(Problem to solve):
Give the entries back exactly, dropping each image.

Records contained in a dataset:
^^^^

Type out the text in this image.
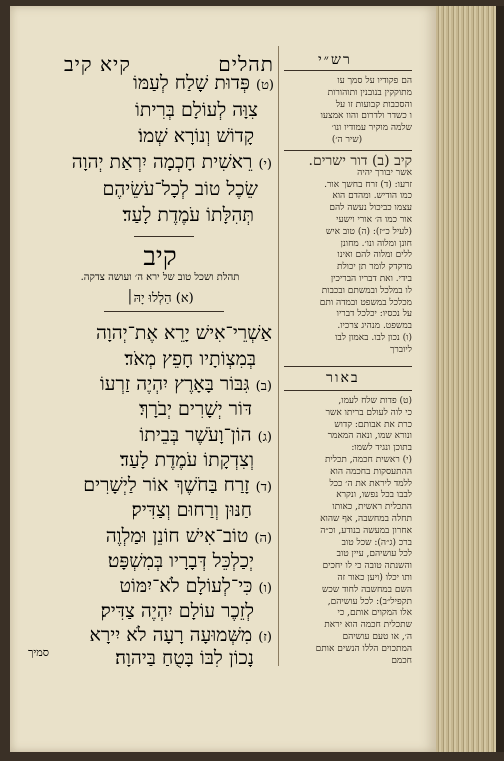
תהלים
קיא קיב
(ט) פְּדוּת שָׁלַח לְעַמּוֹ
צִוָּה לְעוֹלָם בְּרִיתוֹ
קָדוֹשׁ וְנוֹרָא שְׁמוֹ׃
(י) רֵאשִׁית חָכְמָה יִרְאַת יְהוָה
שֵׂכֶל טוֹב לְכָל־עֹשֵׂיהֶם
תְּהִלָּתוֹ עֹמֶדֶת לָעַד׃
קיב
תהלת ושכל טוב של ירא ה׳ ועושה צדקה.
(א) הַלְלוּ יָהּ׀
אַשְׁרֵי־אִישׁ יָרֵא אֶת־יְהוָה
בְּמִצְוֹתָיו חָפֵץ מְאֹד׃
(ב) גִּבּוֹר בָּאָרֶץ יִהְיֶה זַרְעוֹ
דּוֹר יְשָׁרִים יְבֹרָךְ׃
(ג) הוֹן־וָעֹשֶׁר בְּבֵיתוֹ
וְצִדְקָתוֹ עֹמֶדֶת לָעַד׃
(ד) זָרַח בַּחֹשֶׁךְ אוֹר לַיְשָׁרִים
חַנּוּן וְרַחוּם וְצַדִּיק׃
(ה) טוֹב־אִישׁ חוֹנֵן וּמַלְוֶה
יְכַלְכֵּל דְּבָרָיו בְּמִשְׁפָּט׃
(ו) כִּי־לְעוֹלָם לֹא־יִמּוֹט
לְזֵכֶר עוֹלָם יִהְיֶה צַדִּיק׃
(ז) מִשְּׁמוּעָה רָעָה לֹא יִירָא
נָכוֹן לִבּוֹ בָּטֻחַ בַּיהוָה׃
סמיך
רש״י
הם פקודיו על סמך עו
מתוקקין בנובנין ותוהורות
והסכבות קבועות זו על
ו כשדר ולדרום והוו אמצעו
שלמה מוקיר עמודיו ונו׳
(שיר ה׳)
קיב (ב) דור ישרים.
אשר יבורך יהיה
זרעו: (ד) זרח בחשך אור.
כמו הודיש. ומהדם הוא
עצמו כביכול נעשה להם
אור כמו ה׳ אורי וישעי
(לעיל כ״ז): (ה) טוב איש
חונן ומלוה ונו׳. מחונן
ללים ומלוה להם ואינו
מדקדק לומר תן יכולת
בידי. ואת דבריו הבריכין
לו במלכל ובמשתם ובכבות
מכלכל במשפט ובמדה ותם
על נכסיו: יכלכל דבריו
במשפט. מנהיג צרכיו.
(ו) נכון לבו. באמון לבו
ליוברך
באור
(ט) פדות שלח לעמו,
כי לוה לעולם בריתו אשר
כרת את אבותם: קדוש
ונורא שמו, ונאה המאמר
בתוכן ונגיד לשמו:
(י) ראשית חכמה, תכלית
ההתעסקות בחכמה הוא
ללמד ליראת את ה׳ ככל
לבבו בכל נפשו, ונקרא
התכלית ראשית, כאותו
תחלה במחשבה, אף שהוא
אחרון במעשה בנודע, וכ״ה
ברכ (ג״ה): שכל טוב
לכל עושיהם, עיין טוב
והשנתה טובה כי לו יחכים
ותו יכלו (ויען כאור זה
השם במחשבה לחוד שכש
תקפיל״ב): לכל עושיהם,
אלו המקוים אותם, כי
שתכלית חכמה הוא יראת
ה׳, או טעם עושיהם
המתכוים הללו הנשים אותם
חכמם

^^^^

(Solution to this exercise):
Type out the text in this image.
תהלים
קיא קיב
(ט) פְּדוּת שָׁלַח לְעַמּוֹ
צִוָּה לְעוֹלָם בְּרִיתוֹ
קָדוֹשׁ וְנוֹרָא שְׁמוֹ׃
(י) רֵאשִׁית חָכְמָה יִרְאַת יְהוָה
שֵׂכֶל טוֹב לְכָל־עֹשֵׂיהֶם
תְּהִלָּתוֹ עֹמֶדֶת לָעַד׃
קיב
תהלת ושכל טוב של ירא ה׳ ועושה צדקה.
(א) הַלְלוּ יָהּ׀
אַשְׁרֵי־אִישׁ יָרֵא אֶת־יְהוָה
בְּמִצְוֹתָיו חָפֵץ מְאֹד׃
(ב) גִּבּוֹר בָּאָרֶץ יִהְיֶה זַרְעוֹ
דּוֹר יְשָׁרִים יְבֹרָךְ׃
(ג) הוֹן־וָעֹשֶׁר בְּבֵיתוֹ
וְצִדְקָתוֹ עֹמֶדֶת לָעַד׃
(ד) זָרַח בַּחֹשֶׁךְ אוֹר לַיְשָׁרִים
חַנּוּן וְרַחוּם וְצַדִּיק׃
(ה) טוֹב־אִישׁ חוֹנֵן וּמַלְוֶה
יְכַלְכֵּל דְּבָרָיו בְּמִשְׁפָּט׃
(ו) כִּי־לְעוֹלָם לֹא־יִמּוֹט
לְזֵכֶר עוֹלָם יִהְיֶה צַדִּיק׃
(ז) מִשְּׁמוּעָה רָעָה לֹא יִירָא
נָכוֹן לִבּוֹ בָּטֻחַ בַּיהוָה׃
סמיך
רש״י
הם פקודיו על סמך עו
מתוקקין בנובנין ותוהורות
והסכבות קבועות זו על
ו כשדר ולדרום והוו אמצעו
שלמה מוקיר עמודיו ונו׳
(שיר ה׳)
קיב (ב) דור ישרים.
אשר יבורך יהיה
זרעו: (ד) זרח בחשך אור.
כמו הודיש. ומהדם הוא
עצמו כביכול נעשה להם
אור כמו ה׳ אורי וישעי
(לעיל כ״ז): (ה) טוב איש
חונן ומלוה ונו׳. מחונן
ללים ומלוה להם ואינו
מדקדק לומר תן יכולת
בידי. ואת דבריו הבריכין
לו במלכל ובמשתם ובכבות
מכלכל במשפט ובמדה ותם
על נכסיו: יכלכל דבריו
במשפט. מנהיג צרכיו.
(ו) נכון לבו. באמון לבו
ליוברך
באור
(ט) פדות שלח לעמו,
כי לוה לעולם בריתו אשר
כרת את אבותם: קדוש
ונורא שמו, ונאה המאמר
בתוכן ונגיד לשמו:
(י) ראשית חכמה, תכלית
ההתעסקות בחכמה הוא
ללמד ליראת את ה׳ ככל
לבבו בכל נפשו, ונקרא
התכלית ראשית, כאותו
תחלה במחשבה, אף שהוא
אחרון במעשה בנודע, וכ״ה
ברכ (ג״ה): שכל טוב
לכל עושיהם, עיין טוב
והשנתה טובה כי לו יחכים
ותו יכלו (ויען כאור זה
השם במחשבה לחוד שכש
תקפיל״ב): לכל עושיהם,
אלו המקוים אותם, כי
שתכלית חכמה הוא יראת
ה׳, או טעם עושיהם
המתכוים הללו הנשים אותם
חכמם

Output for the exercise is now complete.